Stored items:
◇ ◇ ◇
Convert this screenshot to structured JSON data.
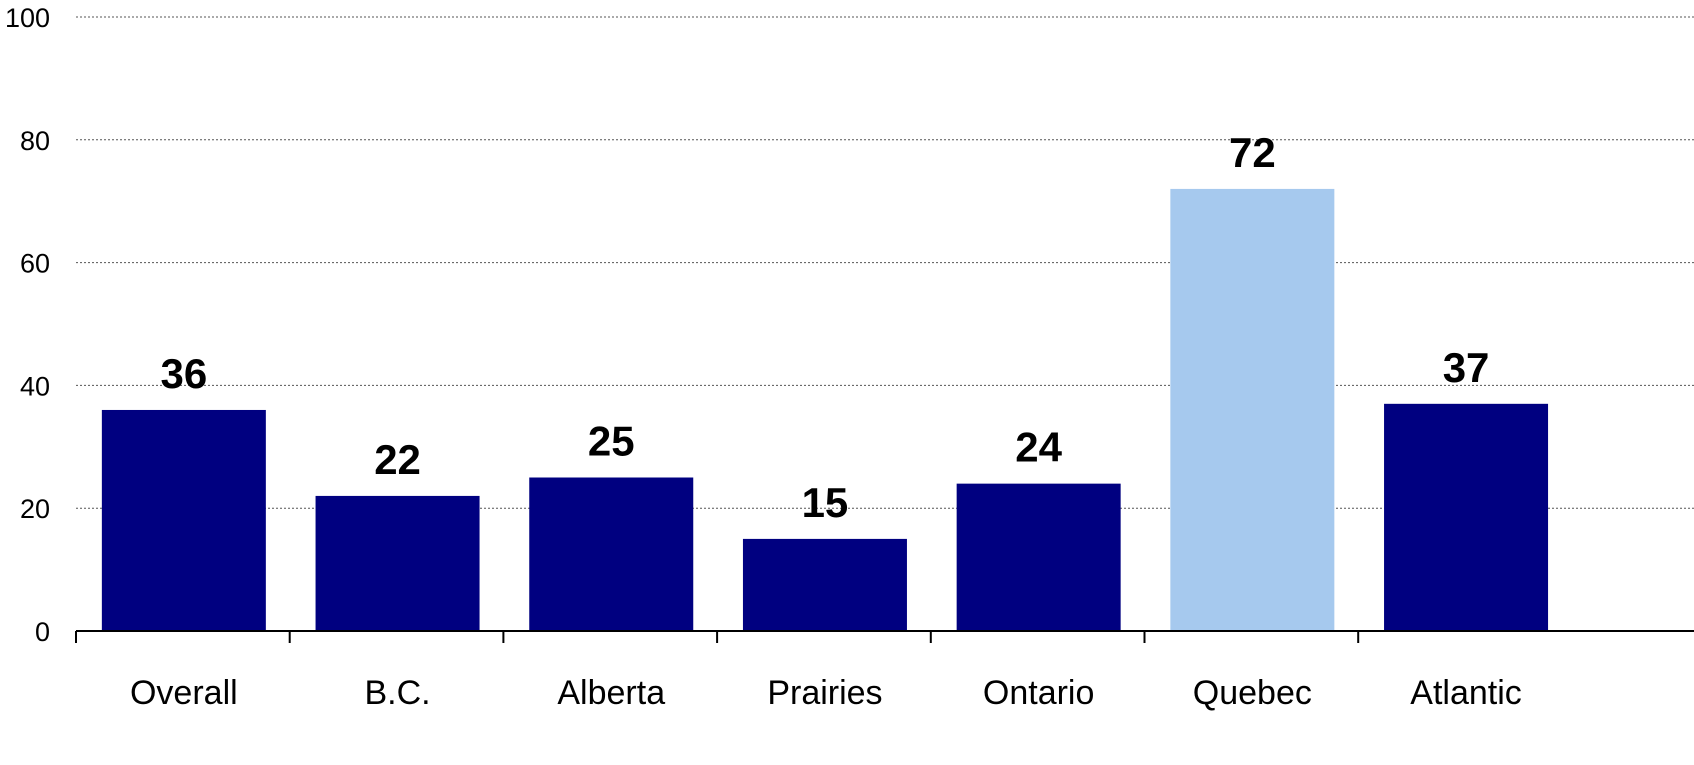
{
  "chart_data": {
    "type": "bar",
    "title": "",
    "xlabel": "",
    "ylabel": "",
    "categories": [
      "Overall",
      "B.C.",
      "Alberta",
      "Prairies",
      "Ontario",
      "Quebec",
      "Atlantic"
    ],
    "values": [
      36,
      22,
      25,
      15,
      24,
      72,
      37
    ],
    "data_labels": [
      "36",
      "22",
      "25",
      "15",
      "24",
      "72",
      "37"
    ],
    "ylim": [
      0,
      100
    ],
    "yticks": [
      0,
      20,
      40,
      60,
      80,
      100
    ],
    "ytick_labels": [
      "0",
      "20",
      "40",
      "60",
      "80",
      "100"
    ],
    "grid": true,
    "legend": "none",
    "colors": {
      "default_bar": "#000080",
      "highlight_bar": "#A6C9EE"
    },
    "highlight_category": "Quebec"
  }
}
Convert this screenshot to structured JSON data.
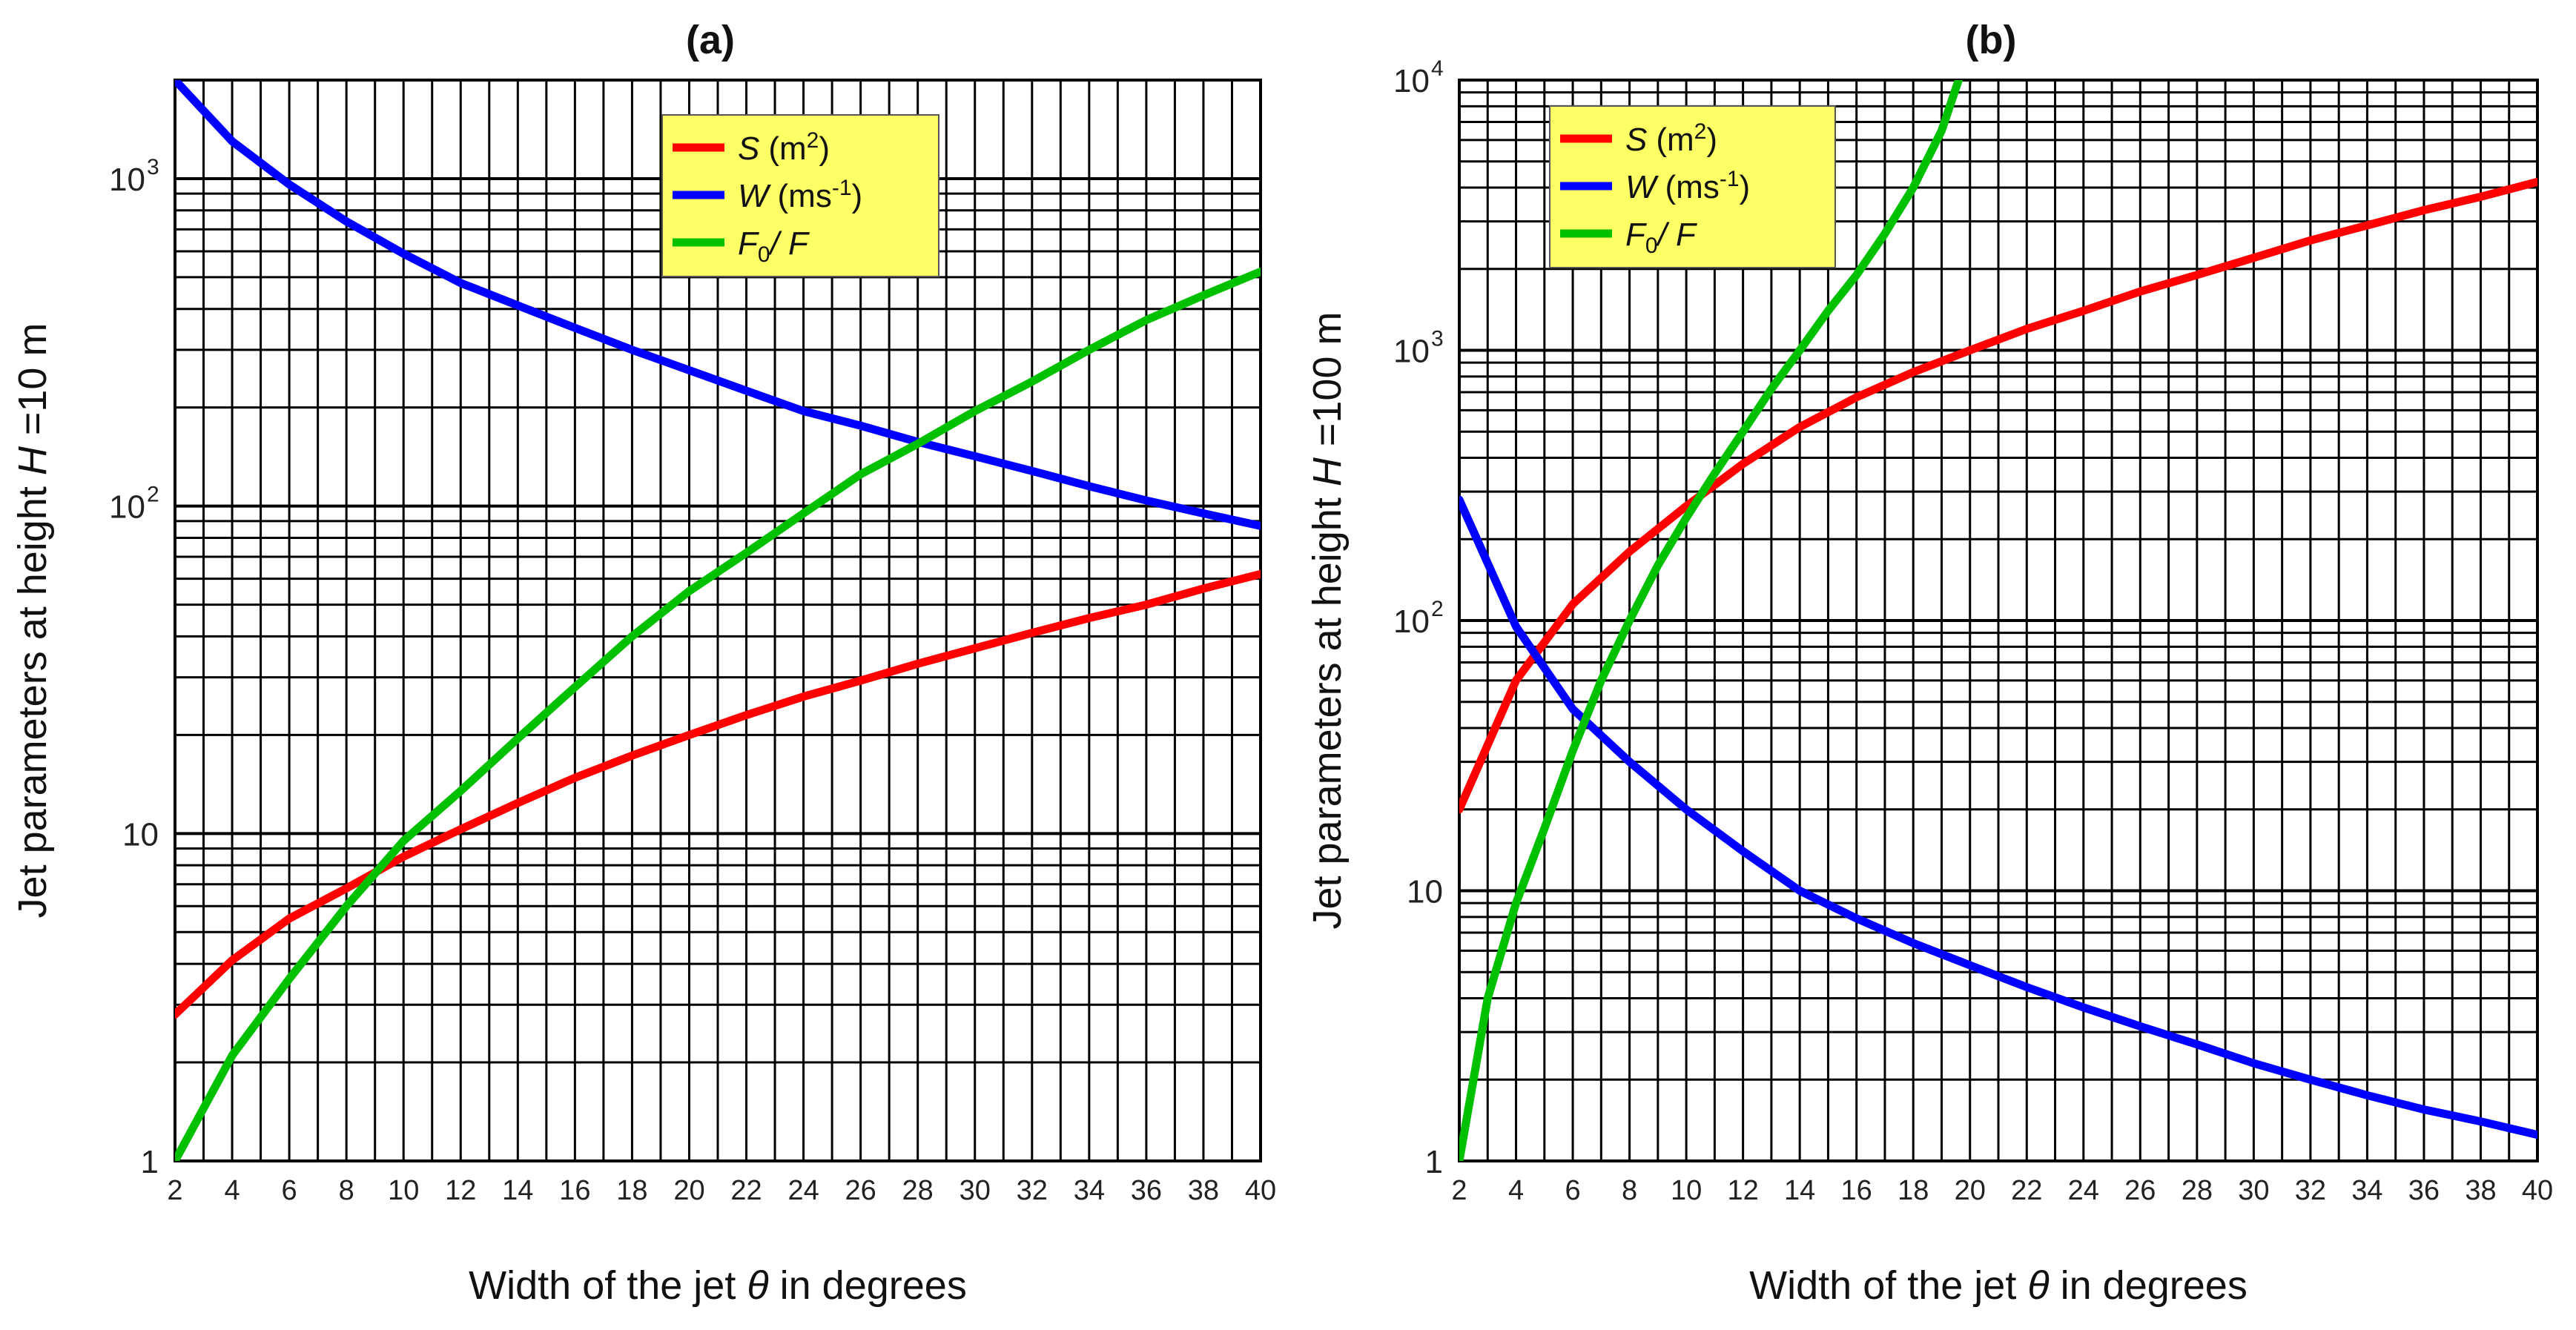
{
  "chart_data": [
    {
      "type": "line",
      "title": "(a)",
      "xlabel": "Width of the jet θ in degrees",
      "xlabel_parts": {
        "before": "Width of the jet ",
        "theta": "θ",
        "after": " in degrees"
      },
      "ylabel": "Jet parameters at height H =10 m",
      "ylabel_parts": {
        "before": "Jet parameters at height ",
        "H": "H",
        "after": " =10 m"
      },
      "yscale": "log",
      "xlim": [
        2,
        40
      ],
      "ylim": [
        1,
        2000
      ],
      "x_ticks": [
        2,
        4,
        6,
        8,
        10,
        12,
        14,
        16,
        18,
        20,
        22,
        24,
        26,
        28,
        30,
        32,
        34,
        36,
        38,
        40
      ],
      "x_tick_labels": [
        "2",
        "4",
        "6",
        "8",
        "10",
        "12",
        "14",
        "16",
        "18",
        "20",
        "22",
        "24",
        "26",
        "28",
        "30",
        "32",
        "34",
        "36",
        "38",
        "40"
      ],
      "y_major_ticks": [
        {
          "value": 1,
          "base": "1",
          "exp": ""
        },
        {
          "value": 10,
          "base": "10",
          "exp": ""
        },
        {
          "value": 100,
          "base": "10",
          "exp": "2"
        },
        {
          "value": 1000,
          "base": "10",
          "exp": "3"
        }
      ],
      "grid": true,
      "legend": [
        {
          "label": "S",
          "unit": "(m",
          "sup": "2",
          "unit_end": ")",
          "color": "#ff0000"
        },
        {
          "label": "W",
          "unit": "(ms",
          "sup": "-1",
          "unit_end": ")",
          "color": "#0000ff"
        },
        {
          "label": "F",
          "sub": "0",
          "slash": "/ F",
          "color": "#00c000"
        }
      ],
      "legend_bg": "#ffff66",
      "series": [
        {
          "name": "S (m2)",
          "color": "#ff0000",
          "x": [
            2,
            4,
            6,
            8,
            10,
            12,
            14,
            16,
            18,
            20,
            22,
            24,
            26,
            28,
            30,
            32,
            34,
            36,
            38,
            40
          ],
          "values": [
            2.8,
            4.1,
            5.5,
            6.8,
            8.5,
            10.3,
            12.4,
            14.8,
            17.3,
            20,
            23,
            26.2,
            29.3,
            33,
            36.8,
            41,
            45.5,
            50,
            56,
            62
          ]
        },
        {
          "name": "W (ms-1)",
          "color": "#0000ff",
          "x": [
            2,
            4,
            6,
            8,
            10,
            12,
            14,
            16,
            18,
            20,
            22,
            24,
            26,
            28,
            30,
            32,
            34,
            36,
            38,
            40
          ],
          "values": [
            2000,
            1300,
            960,
            740,
            590,
            480,
            410,
            350,
            300,
            260,
            225,
            195,
            176,
            157,
            142,
            128,
            115,
            104,
            95,
            87
          ]
        },
        {
          "name": "F0/F",
          "color": "#00c000",
          "x": [
            2,
            4,
            6,
            8,
            10,
            12,
            14,
            16,
            18,
            20,
            22,
            24,
            26,
            28,
            30,
            32,
            34,
            36,
            38,
            40
          ],
          "values": [
            1,
            2.1,
            3.6,
            6,
            9.5,
            13.5,
            19.5,
            28,
            40,
            55,
            72,
            95,
            125,
            155,
            195,
            240,
            300,
            370,
            440,
            520
          ]
        }
      ]
    },
    {
      "type": "line",
      "title": "(b)",
      "xlabel": "Width of the jet θ in degrees",
      "xlabel_parts": {
        "before": "Width of the jet ",
        "theta": "θ",
        "after": " in degrees"
      },
      "ylabel": "Jet parameters at height H =100 m",
      "ylabel_parts": {
        "before": "Jet parameters at height ",
        "H": "H",
        "after": " =100 m"
      },
      "yscale": "log",
      "xlim": [
        2,
        40
      ],
      "ylim": [
        1,
        10000
      ],
      "x_ticks": [
        2,
        4,
        6,
        8,
        10,
        12,
        14,
        16,
        18,
        20,
        22,
        24,
        26,
        28,
        30,
        32,
        34,
        36,
        38,
        40
      ],
      "x_tick_labels": [
        "2",
        "4",
        "6",
        "8",
        "10",
        "12",
        "14",
        "16",
        "18",
        "20",
        "22",
        "24",
        "26",
        "28",
        "30",
        "32",
        "34",
        "36",
        "38",
        "40"
      ],
      "y_major_ticks": [
        {
          "value": 1,
          "base": "1",
          "exp": ""
        },
        {
          "value": 10,
          "base": "10",
          "exp": ""
        },
        {
          "value": 100,
          "base": "10",
          "exp": "2"
        },
        {
          "value": 1000,
          "base": "10",
          "exp": "3"
        },
        {
          "value": 10000,
          "base": "10",
          "exp": "4"
        }
      ],
      "grid": true,
      "legend": [
        {
          "label": "S",
          "unit": "(m",
          "sup": "2",
          "unit_end": ")",
          "color": "#ff0000"
        },
        {
          "label": "W",
          "unit": "(ms",
          "sup": "-1",
          "unit_end": ")",
          "color": "#0000ff"
        },
        {
          "label": "F",
          "sub": "0",
          "slash": "/ F",
          "color": "#00c000"
        }
      ],
      "legend_bg": "#ffff66",
      "series": [
        {
          "name": "S (m2)",
          "color": "#ff0000",
          "x": [
            2,
            4,
            6,
            8,
            10,
            12,
            14,
            16,
            18,
            20,
            22,
            24,
            26,
            28,
            30,
            32,
            34,
            36,
            38,
            40
          ],
          "values": [
            20,
            60,
            115,
            180,
            265,
            380,
            520,
            670,
            830,
            1000,
            1200,
            1400,
            1650,
            1900,
            2200,
            2550,
            2900,
            3300,
            3700,
            4200
          ]
        },
        {
          "name": "W (ms-1)",
          "color": "#0000ff",
          "x": [
            2,
            4,
            6,
            8,
            10,
            12,
            14,
            16,
            18,
            20,
            22,
            24,
            26,
            28,
            30,
            32,
            34,
            36,
            38,
            40
          ],
          "values": [
            280,
            95,
            47,
            30,
            20,
            14,
            10,
            7.9,
            6.4,
            5.3,
            4.4,
            3.7,
            3.15,
            2.7,
            2.3,
            2.0,
            1.75,
            1.55,
            1.4,
            1.25
          ]
        },
        {
          "name": "F0/F",
          "color": "#00c000",
          "x": [
            2,
            3,
            4,
            5,
            6,
            7,
            8,
            9,
            10,
            11,
            12,
            13,
            14,
            15,
            16,
            17,
            18,
            19,
            19.6
          ],
          "values": [
            1,
            4,
            9,
            17,
            33,
            60,
            100,
            160,
            240,
            350,
            500,
            720,
            1000,
            1400,
            1900,
            2700,
            4000,
            6500,
            10000
          ]
        }
      ]
    }
  ]
}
◇ ◇ ◇
:: WHAT IS REQUIRED ::
Each record above should come back exactly the same, only without its pictures.

:: THE RESPONSE ::
Convert this screenshot to structured JSON data.
{
  "chart_data": {
    "type": "bar",
    "title": "",
    "xlabel": "",
    "ylabel": "",
    "categories": [
      "Overall",
      "B.C.",
      "Alberta",
      "Prairies",
      "Ontario",
      "Quebec",
      "Atlantic"
    ],
    "values": [
      36,
      22,
      25,
      15,
      24,
      72,
      37
    ],
    "data_labels": [
      "36",
      "22",
      "25",
      "15",
      "24",
      "72",
      "37"
    ],
    "ylim": [
      0,
      100
    ],
    "yticks": [
      0,
      20,
      40,
      60,
      80,
      100
    ],
    "ytick_labels": [
      "0",
      "20",
      "40",
      "60",
      "80",
      "100"
    ],
    "grid": true,
    "legend": "none",
    "colors": {
      "default_bar": "#000080",
      "highlight_bar": "#A6C9EE"
    },
    "highlight_category": "Quebec"
  }
}
Convert this screenshot to structured JSON data.
{
  "chart_data": [
    {
      "type": "line",
      "title": "(a)",
      "xlabel": "Width of the jet θ in degrees",
      "xlabel_parts": {
        "before": "Width of the jet ",
        "theta": "θ",
        "after": " in degrees"
      },
      "ylabel": "Jet parameters at height H =10 m",
      "ylabel_parts": {
        "before": "Jet parameters at height ",
        "H": "H",
        "after": " =10 m"
      },
      "yscale": "log",
      "xlim": [
        2,
        40
      ],
      "ylim": [
        1,
        2000
      ],
      "x_ticks": [
        2,
        4,
        6,
        8,
        10,
        12,
        14,
        16,
        18,
        20,
        22,
        24,
        26,
        28,
        30,
        32,
        34,
        36,
        38,
        40
      ],
      "x_tick_labels": [
        "2",
        "4",
        "6",
        "8",
        "10",
        "12",
        "14",
        "16",
        "18",
        "20",
        "22",
        "24",
        "26",
        "28",
        "30",
        "32",
        "34",
        "36",
        "38",
        "40"
      ],
      "y_major_ticks": [
        {
          "value": 1,
          "base": "1",
          "exp": ""
        },
        {
          "value": 10,
          "base": "10",
          "exp": ""
        },
        {
          "value": 100,
          "base": "10",
          "exp": "2"
        },
        {
          "value": 1000,
          "base": "10",
          "exp": "3"
        }
      ],
      "grid": true,
      "legend": [
        {
          "label": "S",
          "unit": "(m",
          "sup": "2",
          "unit_end": ")",
          "color": "#ff0000"
        },
        {
          "label": "W",
          "unit": "(ms",
          "sup": "-1",
          "unit_end": ")",
          "color": "#0000ff"
        },
        {
          "label": "F",
          "sub": "0",
          "slash": "/ F",
          "color": "#00c000"
        }
      ],
      "legend_bg": "#ffff66",
      "series": [
        {
          "name": "S (m2)",
          "color": "#ff0000",
          "x": [
            2,
            4,
            6,
            8,
            10,
            12,
            14,
            16,
            18,
            20,
            22,
            24,
            26,
            28,
            30,
            32,
            34,
            36,
            38,
            40
          ],
          "values": [
            2.8,
            4.1,
            5.5,
            6.8,
            8.5,
            10.3,
            12.4,
            14.8,
            17.3,
            20,
            23,
            26.2,
            29.3,
            33,
            36.8,
            41,
            45.5,
            50,
            56,
            62
          ]
        },
        {
          "name": "W (ms-1)",
          "color": "#0000ff",
          "x": [
            2,
            4,
            6,
            8,
            10,
            12,
            14,
            16,
            18,
            20,
            22,
            24,
            26,
            28,
            30,
            32,
            34,
            36,
            38,
            40
          ],
          "values": [
            2000,
            1300,
            960,
            740,
            590,
            480,
            410,
            350,
            300,
            260,
            225,
            195,
            176,
            157,
            142,
            128,
            115,
            104,
            95,
            87
          ]
        },
        {
          "name": "F0/F",
          "color": "#00c000",
          "x": [
            2,
            4,
            6,
            8,
            10,
            12,
            14,
            16,
            18,
            20,
            22,
            24,
            26,
            28,
            30,
            32,
            34,
            36,
            38,
            40
          ],
          "values": [
            1,
            2.1,
            3.6,
            6,
            9.5,
            13.5,
            19.5,
            28,
            40,
            55,
            72,
            95,
            125,
            155,
            195,
            240,
            300,
            370,
            440,
            520
          ]
        }
      ]
    },
    {
      "type": "line",
      "title": "(b)",
      "xlabel": "Width of the jet θ in degrees",
      "xlabel_parts": {
        "before": "Width of the jet ",
        "theta": "θ",
        "after": " in degrees"
      },
      "ylabel": "Jet parameters at height H =100 m",
      "ylabel_parts": {
        "before": "Jet parameters at height ",
        "H": "H",
        "after": " =100 m"
      },
      "yscale": "log",
      "xlim": [
        2,
        40
      ],
      "ylim": [
        1,
        10000
      ],
      "x_ticks": [
        2,
        4,
        6,
        8,
        10,
        12,
        14,
        16,
        18,
        20,
        22,
        24,
        26,
        28,
        30,
        32,
        34,
        36,
        38,
        40
      ],
      "x_tick_labels": [
        "2",
        "4",
        "6",
        "8",
        "10",
        "12",
        "14",
        "16",
        "18",
        "20",
        "22",
        "24",
        "26",
        "28",
        "30",
        "32",
        "34",
        "36",
        "38",
        "40"
      ],
      "y_major_ticks": [
        {
          "value": 1,
          "base": "1",
          "exp": ""
        },
        {
          "value": 10,
          "base": "10",
          "exp": ""
        },
        {
          "value": 100,
          "base": "10",
          "exp": "2"
        },
        {
          "value": 1000,
          "base": "10",
          "exp": "3"
        },
        {
          "value": 10000,
          "base": "10",
          "exp": "4"
        }
      ],
      "grid": true,
      "legend": [
        {
          "label": "S",
          "unit": "(m",
          "sup": "2",
          "unit_end": ")",
          "color": "#ff0000"
        },
        {
          "label": "W",
          "unit": "(ms",
          "sup": "-1",
          "unit_end": ")",
          "color": "#0000ff"
        },
        {
          "label": "F",
          "sub": "0",
          "slash": "/ F",
          "color": "#00c000"
        }
      ],
      "legend_bg": "#ffff66",
      "series": [
        {
          "name": "S (m2)",
          "color": "#ff0000",
          "x": [
            2,
            4,
            6,
            8,
            10,
            12,
            14,
            16,
            18,
            20,
            22,
            24,
            26,
            28,
            30,
            32,
            34,
            36,
            38,
            40
          ],
          "values": [
            20,
            60,
            115,
            180,
            265,
            380,
            520,
            670,
            830,
            1000,
            1200,
            1400,
            1650,
            1900,
            2200,
            2550,
            2900,
            3300,
            3700,
            4200
          ]
        },
        {
          "name": "W (ms-1)",
          "color": "#0000ff",
          "x": [
            2,
            4,
            6,
            8,
            10,
            12,
            14,
            16,
            18,
            20,
            22,
            24,
            26,
            28,
            30,
            32,
            34,
            36,
            38,
            40
          ],
          "values": [
            280,
            95,
            47,
            30,
            20,
            14,
            10,
            7.9,
            6.4,
            5.3,
            4.4,
            3.7,
            3.15,
            2.7,
            2.3,
            2.0,
            1.75,
            1.55,
            1.4,
            1.25
          ]
        },
        {
          "name": "F0/F",
          "color": "#00c000",
          "x": [
            2,
            3,
            4,
            5,
            6,
            7,
            8,
            9,
            10,
            11,
            12,
            13,
            14,
            15,
            16,
            17,
            18,
            19,
            19.6
          ],
          "values": [
            1,
            4,
            9,
            17,
            33,
            60,
            100,
            160,
            240,
            350,
            500,
            720,
            1000,
            1400,
            1900,
            2700,
            4000,
            6500,
            10000
          ]
        }
      ]
    }
  ]
}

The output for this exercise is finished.